Quote the records that follow in full and exactly; leave out the pictures.

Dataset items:

•••

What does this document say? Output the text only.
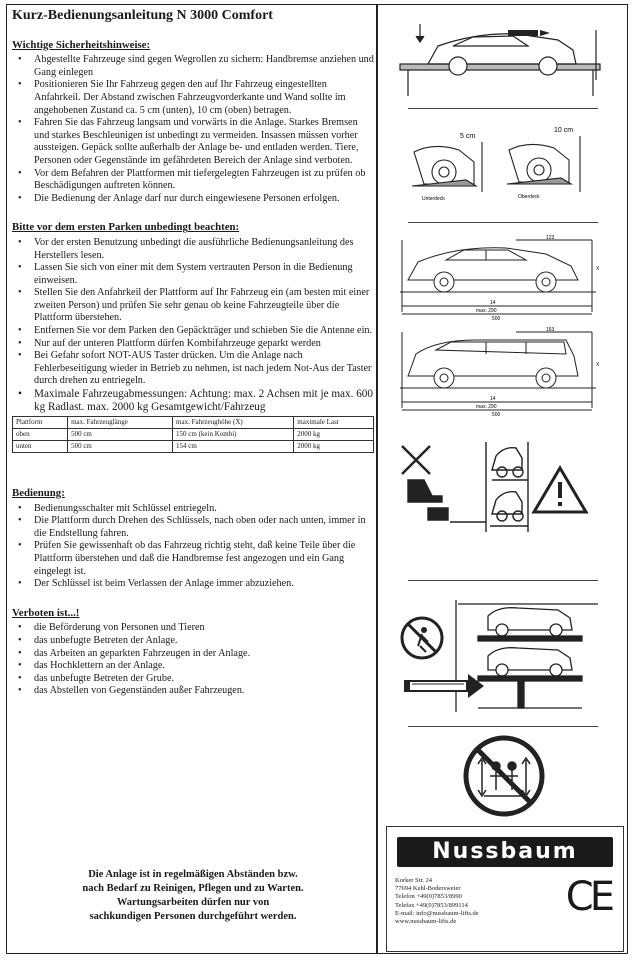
Kurz-Bedienungsanleitung N 3000 Comfort
Wichtige Sicherheitshinweise:
• Abgestellte Fahrzeuge sind gegen Wegrollen zu sichern: Handbremse anziehen und Gang einlegen
• Positionieren Sie Ihr Fahrzeug gegen den auf Ihr Fahrzeug eingestellten Anfahrkeil. Der Abstand zwischen Fahrzeugvorderkante und Wand sollte im angehobenen Zustand ca. 5 cm (unten), 10 cm (oben) betragen.
• Fahren Sie das Fahrzeug langsam und vorwärts in die Anlage. Starkes Bremsen und starkes Beschleunigen ist unbedingt zu vermeiden. Insassen müssen vorher aussteigen. Gepäck sollte außerhalb der Anlage be- und entladen werden. Tiere, Personen oder Gegenstände im gefährdeten Bereich der Anlage sind verboten.
• Vor dem Befahren der Plattformen mit tiefergelegten Fahrzeugen ist zu prüfen ob Beschädigungen auftreten können.
• Die Bedienung der Anlage darf nur durch eingewiesene Personen erfolgen.
Bitte vor dem ersten Parken unbedingt beachten:
• Vor der ersten Benutzung unbedingt die ausführliche Bedienungsanleitung des Herstellers lesen.
• Lassen Sie sich von einer mit dem System vertrauten Person in die Bedienung einweisen.
• Stellen Sie den Anfahrkeil der Plattform auf Ihr Fahrzeug ein (am besten mit einer zweiten Person) und prüfen Sie sehr genau ob keine Fahrzeugteile über die Plattform überstehen.
• Entfernen Sie vor dem Parken den Gepäckträger und schieben Sie die Antenne ein.
• Nur auf der unteren Plattform dürfen Kombifahrzeuge geparkt werden
• Bei Gefahr sofort NOT-AUS Taster drücken. Um die Anlage nach Fehlerbeseitigung wieder in Betrieb zu nehmen, ist nach jedem Not-Aus der Taster durch drehen zu entriegeln.
• Maximale Fahrzeugabmessungen: Achtung: max. 2 Achsen mit je max. 600 kg Radlast. max. 2000 kg Gesamtgewicht/Fahrzeug
Plattform	max. Fahrzeuglänge	max. Fahrzeughöhe (X)	maximale Last
oben	500 cm	150 cm (kein Kombi)	2000 kg
unten	500 cm	154 cm	2000 kg
Bedienung:
• Bedienungsschalter mit Schlüssel entriegeln.
• Die Plattform durch Drehen des Schlüssels, nach oben oder nach unten, immer in die Endstellung fahren.
• Prüfen Sie gewissenhaft ob das Fahrzeug richtig steht, daß keine Teile über die Plattform überstehen und daß die Handbremse fest angezogen und ein Gang eingelegt ist.
• Der Schlüssel ist beim Verlassen der Anlage immer abzuziehen.
Verboten ist...!
• die Beförderung von Personen und Tieren
• das unbefugte Betreten der Anlage.
• das Arbeiten an geparkten Fahrzeugen in der Anlage.
• das Hochklettern an der Anlage.
• das unbefugte Betreten der Grube.
• das Abstellen von Gegenständen außer Fahrzeugen.
Die Anlage ist in regelmäßigen Abständen bzw.
nach Bedarf zu Reinigen, Pflegen und zu Warten.
Wartungsarbeiten dürfen nur von
sachkundigen Personen durchgeführt werden.
5 cm
10 cm
Unterdeck	Oberdeck
14
max. 290
500
123
X
14
max. 290
500
163
X
Nussbaum
Korker Str. 24
77694 Kehl-Bodersweier
Telefon +49(0)7853/8990
Telefax +49(0)7853/899114
E-mail: info@nussbaum-lifts.de
www.nussbaum-lifts.de
CE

•••

» **RESULT OF THIS TASK**
What does this document say? Output the text only.
Kurz-Bedienungsanleitung N 3000 Comfort
Wichtige Sicherheitshinweise:
• Abgestellte Fahrzeuge sind gegen Wegrollen zu sichern: Handbremse anziehen und Gang einlegen
• Positionieren Sie Ihr Fahrzeug gegen den auf Ihr Fahrzeug eingestellten Anfahrkeil. Der Abstand zwischen Fahrzeugvorderkante und Wand sollte im angehobenen Zustand ca. 5 cm (unten), 10 cm (oben) betragen.
• Fahren Sie das Fahrzeug langsam und vorwärts in die Anlage. Starkes Bremsen und starkes Beschleunigen ist unbedingt zu vermeiden. Insassen müssen vorher aussteigen. Gepäck sollte außerhalb der Anlage be- und entladen werden. Tiere, Personen oder Gegenstände im gefährdeten Bereich der Anlage sind verboten.
• Vor dem Befahren der Plattformen mit tiefergelegten Fahrzeugen ist zu prüfen ob Beschädigungen auftreten können.
• Die Bedienung der Anlage darf nur durch eingewiesene Personen erfolgen.
Bitte vor dem ersten Parken unbedingt beachten:
• Vor der ersten Benutzung unbedingt die ausführliche Bedienungsanleitung des Herstellers lesen.
• Lassen Sie sich von einer mit dem System vertrauten Person in die Bedienung einweisen.
• Stellen Sie den Anfahrkeil der Plattform auf Ihr Fahrzeug ein (am besten mit einer zweiten Person) und prüfen Sie sehr genau ob keine Fahrzeugteile über die Plattform überstehen.
• Entfernen Sie vor dem Parken den Gepäckträger und schieben Sie die Antenne ein.
• Nur auf der unteren Plattform dürfen Kombifahrzeuge geparkt werden
• Bei Gefahr sofort NOT-AUS Taster drücken. Um die Anlage nach Fehlerbeseitigung wieder in Betrieb zu nehmen, ist nach jedem Not-Aus der Taster durch drehen zu entriegeln.
• Maximale Fahrzeugabmessungen: Achtung: max. 2 Achsen mit je max. 600 kg Radlast. max. 2000 kg Gesamtgewicht/Fahrzeug
Plattform	max. Fahrzeuglänge	max. Fahrzeughöhe (X)	maximale Last
oben	500 cm	150 cm (kein Kombi)	2000 kg
unten	500 cm	154 cm	2000 kg
Bedienung:
• Bedienungsschalter mit Schlüssel entriegeln.
• Die Plattform durch Drehen des Schlüssels, nach oben oder nach unten, immer in die Endstellung fahren.
• Prüfen Sie gewissenhaft ob das Fahrzeug richtig steht, daß keine Teile über die Plattform überstehen und daß die Handbremse fest angezogen und ein Gang eingelegt ist.
• Der Schlüssel ist beim Verlassen der Anlage immer abzuziehen.
Verboten ist...!
• die Beförderung von Personen und Tieren
• das unbefugte Betreten der Anlage.
• das Arbeiten an geparkten Fahrzeugen in der Anlage.
• das Hochklettern an der Anlage.
• das unbefugte Betreten der Grube.
• das Abstellen von Gegenständen außer Fahrzeugen.
Die Anlage ist in regelmäßigen Abständen bzw.
nach Bedarf zu Reinigen, Pflegen und zu Warten.
Wartungsarbeiten dürfen nur von
sachkundigen Personen durchgeführt werden.
5 cm
10 cm
Unterdeck	Oberdeck
14
max. 290
500
123
X
14
max. 290
500
163
X
Nussbaum
Korker Str. 24
77694 Kehl-Bodersweier
Telefon +49(0)7853/8990
Telefax +49(0)7853/899114
E-mail: info@nussbaum-lifts.de
www.nussbaum-lifts.de
CE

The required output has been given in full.